| GOAL |
Reproduce the listing below character for character; drop every image.

| Records from a data source |
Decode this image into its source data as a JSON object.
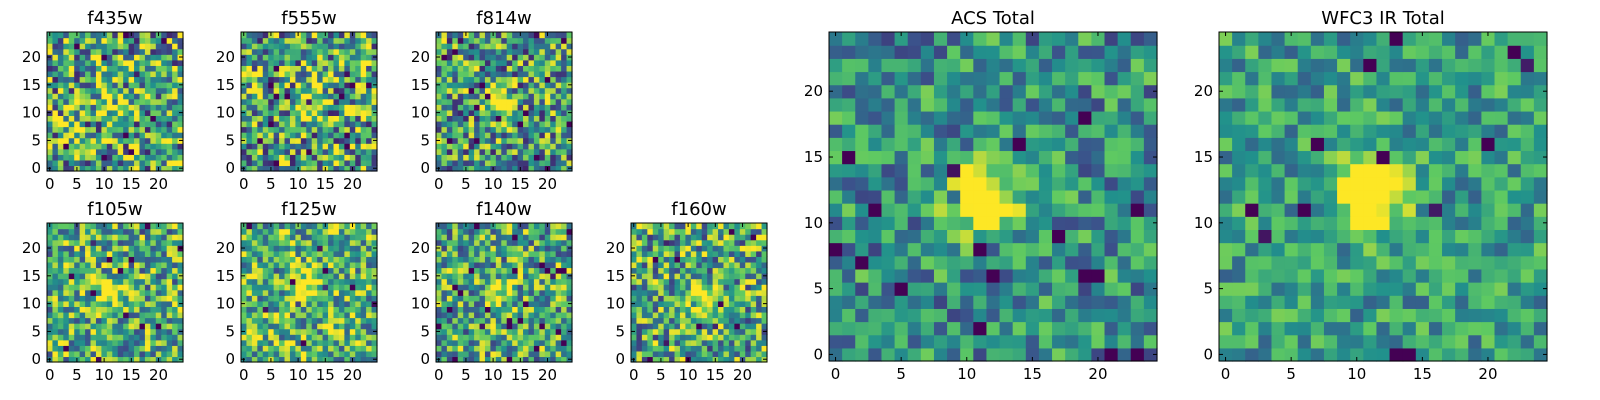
{
  "figure": {
    "colormap": "viridis",
    "colormap_stops": [
      "#440154",
      "#3b528b",
      "#21918c",
      "#5ec962",
      "#fde725"
    ]
  },
  "chart_data": [
    {
      "type": "heatmap",
      "title": "f435w",
      "grid_size": 25,
      "xlim": [
        0,
        24
      ],
      "ylim": [
        0,
        24
      ],
      "xticks": [
        0,
        5,
        10,
        15,
        20
      ],
      "yticks": [
        0,
        5,
        10,
        15,
        20
      ],
      "blob_center": [
        11,
        12
      ],
      "blob_strength": 0.25,
      "noise_level": 1.0,
      "base_level": 0.6,
      "seed": 11
    },
    {
      "type": "heatmap",
      "title": "f555w",
      "grid_size": 25,
      "xlim": [
        0,
        24
      ],
      "ylim": [
        0,
        24
      ],
      "xticks": [
        0,
        5,
        10,
        15,
        20
      ],
      "yticks": [
        0,
        5,
        10,
        15,
        20
      ],
      "blob_center": [
        11,
        12
      ],
      "blob_strength": 0.35,
      "noise_level": 1.0,
      "base_level": 0.6,
      "seed": 23
    },
    {
      "type": "heatmap",
      "title": "f814w",
      "grid_size": 25,
      "xlim": [
        0,
        24
      ],
      "ylim": [
        0,
        24
      ],
      "xticks": [
        0,
        5,
        10,
        15,
        20
      ],
      "yticks": [
        0,
        5,
        10,
        15,
        20
      ],
      "blob_center": [
        11,
        12
      ],
      "blob_strength": 0.8,
      "noise_level": 0.9,
      "base_level": 0.55,
      "seed": 37
    },
    {
      "type": "heatmap",
      "title": "f105w",
      "grid_size": 25,
      "xlim": [
        0,
        24
      ],
      "ylim": [
        0,
        24
      ],
      "xticks": [
        0,
        5,
        10,
        15,
        20
      ],
      "yticks": [
        0,
        5,
        10,
        15,
        20
      ],
      "blob_center": [
        11,
        12
      ],
      "blob_strength": 0.5,
      "noise_level": 0.8,
      "base_level": 0.62,
      "seed": 41
    },
    {
      "type": "heatmap",
      "title": "f125w",
      "grid_size": 25,
      "xlim": [
        0,
        24
      ],
      "ylim": [
        0,
        24
      ],
      "xticks": [
        0,
        5,
        10,
        15,
        20
      ],
      "yticks": [
        0,
        5,
        10,
        15,
        20
      ],
      "blob_center": [
        12,
        13
      ],
      "blob_strength": 0.45,
      "noise_level": 0.8,
      "base_level": 0.66,
      "seed": 53
    },
    {
      "type": "heatmap",
      "title": "f140w",
      "grid_size": 25,
      "xlim": [
        0,
        24
      ],
      "ylim": [
        0,
        24
      ],
      "xticks": [
        0,
        5,
        10,
        15,
        20
      ],
      "yticks": [
        0,
        5,
        10,
        15,
        20
      ],
      "blob_center": [
        11,
        12
      ],
      "blob_strength": 0.45,
      "noise_level": 0.8,
      "base_level": 0.6,
      "seed": 67
    },
    {
      "type": "heatmap",
      "title": "f160w",
      "grid_size": 25,
      "xlim": [
        0,
        24
      ],
      "ylim": [
        0,
        24
      ],
      "xticks": [
        0,
        5,
        10,
        15,
        20
      ],
      "yticks": [
        0,
        5,
        10,
        15,
        20
      ],
      "blob_center": [
        12,
        11
      ],
      "blob_strength": 0.55,
      "noise_level": 0.85,
      "base_level": 0.6,
      "seed": 79
    },
    {
      "type": "heatmap",
      "title": "ACS Total",
      "grid_size": 25,
      "xlim": [
        0,
        24
      ],
      "ylim": [
        0,
        24
      ],
      "xticks": [
        0,
        5,
        10,
        15,
        20
      ],
      "yticks": [
        0,
        5,
        10,
        15,
        20
      ],
      "blob_center": [
        11,
        12
      ],
      "blob_strength": 0.9,
      "noise_level": 0.6,
      "base_level": 0.5,
      "seed": 83
    },
    {
      "type": "heatmap",
      "title": "WFC3 IR Total",
      "grid_size": 25,
      "xlim": [
        0,
        24
      ],
      "ylim": [
        0,
        24
      ],
      "xticks": [
        0,
        5,
        10,
        15,
        20
      ],
      "yticks": [
        0,
        5,
        10,
        15,
        20
      ],
      "blob_center": [
        11,
        12
      ],
      "blob_strength": 0.85,
      "noise_level": 0.5,
      "base_level": 0.55,
      "seed": 97
    }
  ]
}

| EXERCISE SOLUTION |
Decode this image into its source data as a JSON object.
{
  "figure": {
    "colormap": "viridis",
    "colormap_stops": [
      "#440154",
      "#3b528b",
      "#21918c",
      "#5ec962",
      "#fde725"
    ]
  },
  "chart_data": [
    {
      "type": "heatmap",
      "title": "f435w",
      "grid_size": 25,
      "xlim": [
        0,
        24
      ],
      "ylim": [
        0,
        24
      ],
      "xticks": [
        0,
        5,
        10,
        15,
        20
      ],
      "yticks": [
        0,
        5,
        10,
        15,
        20
      ],
      "blob_center": [
        11,
        12
      ],
      "blob_strength": 0.25,
      "noise_level": 1.0,
      "base_level": 0.6,
      "seed": 11
    },
    {
      "type": "heatmap",
      "title": "f555w",
      "grid_size": 25,
      "xlim": [
        0,
        24
      ],
      "ylim": [
        0,
        24
      ],
      "xticks": [
        0,
        5,
        10,
        15,
        20
      ],
      "yticks": [
        0,
        5,
        10,
        15,
        20
      ],
      "blob_center": [
        11,
        12
      ],
      "blob_strength": 0.35,
      "noise_level": 1.0,
      "base_level": 0.6,
      "seed": 23
    },
    {
      "type": "heatmap",
      "title": "f814w",
      "grid_size": 25,
      "xlim": [
        0,
        24
      ],
      "ylim": [
        0,
        24
      ],
      "xticks": [
        0,
        5,
        10,
        15,
        20
      ],
      "yticks": [
        0,
        5,
        10,
        15,
        20
      ],
      "blob_center": [
        11,
        12
      ],
      "blob_strength": 0.8,
      "noise_level": 0.9,
      "base_level": 0.55,
      "seed": 37
    },
    {
      "type": "heatmap",
      "title": "f105w",
      "grid_size": 25,
      "xlim": [
        0,
        24
      ],
      "ylim": [
        0,
        24
      ],
      "xticks": [
        0,
        5,
        10,
        15,
        20
      ],
      "yticks": [
        0,
        5,
        10,
        15,
        20
      ],
      "blob_center": [
        11,
        12
      ],
      "blob_strength": 0.5,
      "noise_level": 0.8,
      "base_level": 0.62,
      "seed": 41
    },
    {
      "type": "heatmap",
      "title": "f125w",
      "grid_size": 25,
      "xlim": [
        0,
        24
      ],
      "ylim": [
        0,
        24
      ],
      "xticks": [
        0,
        5,
        10,
        15,
        20
      ],
      "yticks": [
        0,
        5,
        10,
        15,
        20
      ],
      "blob_center": [
        12,
        13
      ],
      "blob_strength": 0.45,
      "noise_level": 0.8,
      "base_level": 0.66,
      "seed": 53
    },
    {
      "type": "heatmap",
      "title": "f140w",
      "grid_size": 25,
      "xlim": [
        0,
        24
      ],
      "ylim": [
        0,
        24
      ],
      "xticks": [
        0,
        5,
        10,
        15,
        20
      ],
      "yticks": [
        0,
        5,
        10,
        15,
        20
      ],
      "blob_center": [
        11,
        12
      ],
      "blob_strength": 0.45,
      "noise_level": 0.8,
      "base_level": 0.6,
      "seed": 67
    },
    {
      "type": "heatmap",
      "title": "f160w",
      "grid_size": 25,
      "xlim": [
        0,
        24
      ],
      "ylim": [
        0,
        24
      ],
      "xticks": [
        0,
        5,
        10,
        15,
        20
      ],
      "yticks": [
        0,
        5,
        10,
        15,
        20
      ],
      "blob_center": [
        12,
        11
      ],
      "blob_strength": 0.55,
      "noise_level": 0.85,
      "base_level": 0.6,
      "seed": 79
    },
    {
      "type": "heatmap",
      "title": "ACS Total",
      "grid_size": 25,
      "xlim": [
        0,
        24
      ],
      "ylim": [
        0,
        24
      ],
      "xticks": [
        0,
        5,
        10,
        15,
        20
      ],
      "yticks": [
        0,
        5,
        10,
        15,
        20
      ],
      "blob_center": [
        11,
        12
      ],
      "blob_strength": 0.9,
      "noise_level": 0.6,
      "base_level": 0.5,
      "seed": 83
    },
    {
      "type": "heatmap",
      "title": "WFC3 IR Total",
      "grid_size": 25,
      "xlim": [
        0,
        24
      ],
      "ylim": [
        0,
        24
      ],
      "xticks": [
        0,
        5,
        10,
        15,
        20
      ],
      "yticks": [
        0,
        5,
        10,
        15,
        20
      ],
      "blob_center": [
        11,
        12
      ],
      "blob_strength": 0.85,
      "noise_level": 0.5,
      "base_level": 0.55,
      "seed": 97
    }
  ]
}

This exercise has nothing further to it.